(DO THIS) Could you extract every entry below and reproduce it exactly?

(DATA SHOWN)

□ □ □ □ □ □ □

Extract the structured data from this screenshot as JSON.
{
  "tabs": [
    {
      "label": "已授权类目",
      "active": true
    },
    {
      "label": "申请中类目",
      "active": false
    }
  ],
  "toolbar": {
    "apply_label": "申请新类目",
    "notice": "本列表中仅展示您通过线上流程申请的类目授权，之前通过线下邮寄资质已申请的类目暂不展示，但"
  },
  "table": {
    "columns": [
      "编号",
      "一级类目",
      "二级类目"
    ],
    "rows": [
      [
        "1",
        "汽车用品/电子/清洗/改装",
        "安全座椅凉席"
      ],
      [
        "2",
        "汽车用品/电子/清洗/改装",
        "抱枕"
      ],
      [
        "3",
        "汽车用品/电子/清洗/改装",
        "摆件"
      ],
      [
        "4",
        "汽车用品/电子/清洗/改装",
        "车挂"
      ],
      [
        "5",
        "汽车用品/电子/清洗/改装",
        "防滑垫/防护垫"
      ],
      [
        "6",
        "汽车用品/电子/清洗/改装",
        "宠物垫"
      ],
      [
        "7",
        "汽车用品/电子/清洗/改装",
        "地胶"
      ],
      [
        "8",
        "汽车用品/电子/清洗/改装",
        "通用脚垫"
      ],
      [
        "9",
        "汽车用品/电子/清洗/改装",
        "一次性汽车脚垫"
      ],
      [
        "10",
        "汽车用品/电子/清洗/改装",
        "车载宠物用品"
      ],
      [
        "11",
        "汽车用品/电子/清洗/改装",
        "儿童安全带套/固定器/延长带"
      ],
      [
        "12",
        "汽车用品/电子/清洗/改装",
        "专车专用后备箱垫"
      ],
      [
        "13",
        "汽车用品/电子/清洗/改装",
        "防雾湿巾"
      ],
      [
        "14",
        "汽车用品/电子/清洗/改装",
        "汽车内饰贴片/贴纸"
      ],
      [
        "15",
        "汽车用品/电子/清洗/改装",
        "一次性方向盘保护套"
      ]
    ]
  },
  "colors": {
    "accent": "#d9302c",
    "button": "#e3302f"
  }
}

□ □ □ □ □ □ □

(COMPLETE RESPONSE)
Extract the structured data from this screenshot as JSON.
{
  "tabs": [
    {
      "label": "已授权类目",
      "active": true
    },
    {
      "label": "申请中类目",
      "active": false
    }
  ],
  "toolbar": {
    "apply_label": "申请新类目",
    "notice": "本列表中仅展示您通过线上流程申请的类目授权，之前通过线下邮寄资质已申请的类目暂不展示，但"
  },
  "table": {
    "columns": [
      "编号",
      "一级类目",
      "二级类目"
    ],
    "rows": [
      [
        "1",
        "汽车用品/电子/清洗/改装",
        "安全座椅凉席"
      ],
      [
        "2",
        "汽车用品/电子/清洗/改装",
        "抱枕"
      ],
      [
        "3",
        "汽车用品/电子/清洗/改装",
        "摆件"
      ],
      [
        "4",
        "汽车用品/电子/清洗/改装",
        "车挂"
      ],
      [
        "5",
        "汽车用品/电子/清洗/改装",
        "防滑垫/防护垫"
      ],
      [
        "6",
        "汽车用品/电子/清洗/改装",
        "宠物垫"
      ],
      [
        "7",
        "汽车用品/电子/清洗/改装",
        "地胶"
      ],
      [
        "8",
        "汽车用品/电子/清洗/改装",
        "通用脚垫"
      ],
      [
        "9",
        "汽车用品/电子/清洗/改装",
        "一次性汽车脚垫"
      ],
      [
        "10",
        "汽车用品/电子/清洗/改装",
        "车载宠物用品"
      ],
      [
        "11",
        "汽车用品/电子/清洗/改装",
        "儿童安全带套/固定器/延长带"
      ],
      [
        "12",
        "汽车用品/电子/清洗/改装",
        "专车专用后备箱垫"
      ],
      [
        "13",
        "汽车用品/电子/清洗/改装",
        "防雾湿巾"
      ],
      [
        "14",
        "汽车用品/电子/清洗/改装",
        "汽车内饰贴片/贴纸"
      ],
      [
        "15",
        "汽车用品/电子/清洗/改装",
        "一次性方向盘保护套"
      ]
    ]
  },
  "colors": {
    "accent": "#d9302c",
    "button": "#e3302f"
  }
}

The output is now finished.